__Directions__
1. Decide whether each statement agrees with the passage on tin-based perovskite solar cells below. Answer yes or no for each and quote the words that settle it.
(a) MASnI₃ is often made by reacting SnI₂ with MAI dissolved in organic solutions.
(b) Many reports show that CH₃NH₃SnI₃ thin films can be made by reacting Sn thin films with MAI.
(c) The writers had earlier made MAPbI₃ by reacting a Pb thin film in the presence of CH₃NH₃I+I₂.
2. Extend the passage on tin-based perovskite solar cells below, picking up after its final sentence.

__Document segment__

Sn-based perovskite solar cells (PSCs) are of great interest to overcome the problem of toxicity of Pb-based PSCs. Several methods to synthesize Sn-based perovskite films by solution and vacuum processes have already been reported. For instance, CH₃NH₃SnI₃ (MASnI₃) are often synthesized by the reaction of SnI₂ and CH₃NH₃I (MAI) dissolved in organic solutions including various additives to control the crystallinity and to prevent the oxidation of Sn²⁺ into Sn⁴⁺, which are known to hamper the performance of the solar cells [1]. Note that very few reports have also demonstrated that CH₃NH₃SnI₃ thin films can be synthesized by the reaction of Sn thin films in the presence of MAI in solution or in gas phase [2, 3]. Based on this information and on our previous experience with the synthesis of CH₃NH₃PbI₃ (MAPbI₃) by reaction of Pb thin film in the presence of CH₃NH₃I+I₂ [4], we studied the synthesis of CH₃NH₃SnI₃ from Sn thin films.

__The data__
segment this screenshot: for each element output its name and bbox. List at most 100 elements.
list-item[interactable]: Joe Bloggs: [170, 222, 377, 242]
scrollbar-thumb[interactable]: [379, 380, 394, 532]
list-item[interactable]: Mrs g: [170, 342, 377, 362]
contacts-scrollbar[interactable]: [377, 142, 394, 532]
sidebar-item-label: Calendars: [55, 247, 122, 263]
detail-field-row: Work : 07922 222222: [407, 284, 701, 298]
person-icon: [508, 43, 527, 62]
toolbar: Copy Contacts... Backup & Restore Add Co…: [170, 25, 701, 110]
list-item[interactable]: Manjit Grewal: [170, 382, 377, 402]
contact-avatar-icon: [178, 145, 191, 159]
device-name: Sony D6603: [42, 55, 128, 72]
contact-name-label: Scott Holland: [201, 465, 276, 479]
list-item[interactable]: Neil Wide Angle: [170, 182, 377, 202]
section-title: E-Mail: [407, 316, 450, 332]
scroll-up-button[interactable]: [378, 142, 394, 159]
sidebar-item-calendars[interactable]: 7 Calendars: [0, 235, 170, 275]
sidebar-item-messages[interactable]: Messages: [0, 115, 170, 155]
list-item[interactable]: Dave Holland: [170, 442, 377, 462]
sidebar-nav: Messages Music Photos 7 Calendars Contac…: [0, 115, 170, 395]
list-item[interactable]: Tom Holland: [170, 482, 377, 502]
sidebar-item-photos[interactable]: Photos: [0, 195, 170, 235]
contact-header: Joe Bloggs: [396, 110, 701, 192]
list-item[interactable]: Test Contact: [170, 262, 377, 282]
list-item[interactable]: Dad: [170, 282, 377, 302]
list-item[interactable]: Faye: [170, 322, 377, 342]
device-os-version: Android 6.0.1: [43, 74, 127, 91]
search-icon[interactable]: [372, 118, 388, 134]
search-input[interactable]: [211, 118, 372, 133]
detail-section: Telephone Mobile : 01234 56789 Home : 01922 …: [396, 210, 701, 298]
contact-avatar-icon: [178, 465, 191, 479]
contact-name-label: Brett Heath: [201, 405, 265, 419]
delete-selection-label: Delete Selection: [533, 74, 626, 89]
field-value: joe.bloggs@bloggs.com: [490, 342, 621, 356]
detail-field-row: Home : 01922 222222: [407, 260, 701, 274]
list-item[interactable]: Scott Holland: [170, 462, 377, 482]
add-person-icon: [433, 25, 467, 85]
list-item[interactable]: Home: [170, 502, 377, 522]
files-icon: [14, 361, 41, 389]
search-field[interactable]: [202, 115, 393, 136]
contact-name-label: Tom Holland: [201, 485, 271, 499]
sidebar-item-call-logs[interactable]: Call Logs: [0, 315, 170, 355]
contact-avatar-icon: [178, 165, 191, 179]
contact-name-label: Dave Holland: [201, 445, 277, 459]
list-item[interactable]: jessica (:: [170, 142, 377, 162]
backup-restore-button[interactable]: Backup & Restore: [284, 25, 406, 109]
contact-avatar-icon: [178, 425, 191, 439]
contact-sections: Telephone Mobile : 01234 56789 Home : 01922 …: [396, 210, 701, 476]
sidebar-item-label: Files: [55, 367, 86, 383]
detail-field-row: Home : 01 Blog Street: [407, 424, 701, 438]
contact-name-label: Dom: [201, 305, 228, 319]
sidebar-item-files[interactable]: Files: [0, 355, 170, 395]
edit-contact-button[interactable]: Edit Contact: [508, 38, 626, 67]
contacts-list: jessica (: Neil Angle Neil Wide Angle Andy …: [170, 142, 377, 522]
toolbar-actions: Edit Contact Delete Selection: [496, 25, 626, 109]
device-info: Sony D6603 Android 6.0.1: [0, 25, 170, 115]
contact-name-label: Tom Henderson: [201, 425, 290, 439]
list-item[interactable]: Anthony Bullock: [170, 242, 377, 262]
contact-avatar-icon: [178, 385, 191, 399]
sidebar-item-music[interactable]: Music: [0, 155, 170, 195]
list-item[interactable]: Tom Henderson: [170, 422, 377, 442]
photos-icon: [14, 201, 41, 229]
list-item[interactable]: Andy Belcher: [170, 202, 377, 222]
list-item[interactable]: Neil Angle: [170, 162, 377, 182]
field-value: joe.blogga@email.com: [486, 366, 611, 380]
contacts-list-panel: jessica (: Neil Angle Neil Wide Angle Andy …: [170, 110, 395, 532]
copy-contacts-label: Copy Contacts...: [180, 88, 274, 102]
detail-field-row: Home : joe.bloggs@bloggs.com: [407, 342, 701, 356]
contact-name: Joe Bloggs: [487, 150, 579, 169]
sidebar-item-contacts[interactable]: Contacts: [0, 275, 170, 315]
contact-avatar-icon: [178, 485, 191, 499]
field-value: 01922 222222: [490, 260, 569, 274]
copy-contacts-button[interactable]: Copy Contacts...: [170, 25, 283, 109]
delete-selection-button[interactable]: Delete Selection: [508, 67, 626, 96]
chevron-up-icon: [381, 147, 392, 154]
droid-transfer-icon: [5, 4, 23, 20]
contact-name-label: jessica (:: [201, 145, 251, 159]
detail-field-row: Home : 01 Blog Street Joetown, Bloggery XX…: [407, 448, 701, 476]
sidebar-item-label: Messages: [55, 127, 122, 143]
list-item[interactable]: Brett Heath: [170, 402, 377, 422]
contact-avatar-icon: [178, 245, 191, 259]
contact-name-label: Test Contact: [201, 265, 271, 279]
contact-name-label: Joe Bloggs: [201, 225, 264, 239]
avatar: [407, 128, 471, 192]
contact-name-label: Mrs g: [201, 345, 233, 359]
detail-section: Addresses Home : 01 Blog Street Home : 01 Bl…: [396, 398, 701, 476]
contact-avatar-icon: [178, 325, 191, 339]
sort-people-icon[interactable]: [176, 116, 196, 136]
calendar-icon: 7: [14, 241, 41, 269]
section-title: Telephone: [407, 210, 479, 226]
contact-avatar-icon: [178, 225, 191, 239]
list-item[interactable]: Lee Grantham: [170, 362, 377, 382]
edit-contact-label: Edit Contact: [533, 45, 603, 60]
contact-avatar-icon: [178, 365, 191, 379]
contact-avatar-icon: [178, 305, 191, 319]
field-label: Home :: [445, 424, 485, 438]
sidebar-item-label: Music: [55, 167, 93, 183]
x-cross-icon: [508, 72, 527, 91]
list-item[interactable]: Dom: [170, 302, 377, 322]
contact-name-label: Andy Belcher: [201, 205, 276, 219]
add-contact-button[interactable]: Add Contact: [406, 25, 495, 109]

__Answer list__
1.
(a) Yes: "CH₃NH₃SnI₃ (MASnI₃) are often synthesized by the reaction of SnI₂ and CH₃NH₃I (MAI) dissolved in organic solutions"
(b) No: "very few reports have also demonstrated that CH₃NH₃SnI₃ thin films can be synthesized by the reaction of Sn thin films"
(c) Yes: "our previous experience with the synthesis of CH₃NH₃PbI₃ (MAPbI₃) by reaction of Pb thin film in the presence of CH₃NH₃I+I₂"

2.
Here, we report that CH₃NH₃SnI₃ thin film can be readily synthesized by heating Sn thin film pre-deposited on glass subtract (at around 90 ^oC) and CH₃NH₃I powder source (at around 145 ^oC, 0.1 Atm), in a 2-zone furnace as shown in figure 1. We observed that the synthesis of CH₃NH₃SnI₃ thin films occurs by a one-step chemical vapor reaction of Sn thin film in the presence of CH₃NH₃I vapor (and/or the byproducts due to thermal decomposition). According to x-ray diffraction study and thermogravimetry/mass spectroscopy data, we will discuss several reaction mechanisms (such as in eq. (1)). Note that the chemical nature of the intermediate phase and the byproducts are still highly debated.

Sn + 3CH₃NH₃I → CH₃NH₃SnI₃ + (2CH₃NH₂ + H₂)      (1)

Interestingly, the above-mentioned reaction does not require any additive (such as SnF₂) to prevent the formation of Sn⁴⁺, because the reaction Sn⁴⁺ + Sn → 2Sn²⁺ will take place until all the Sn is completely consumed. Note that in the solution process, Sn has also been recently used to synthesize high-purity SnI₂ by the reaction Sn +I₂, which also prevents the formation of Sn⁴⁺ and SnI₄.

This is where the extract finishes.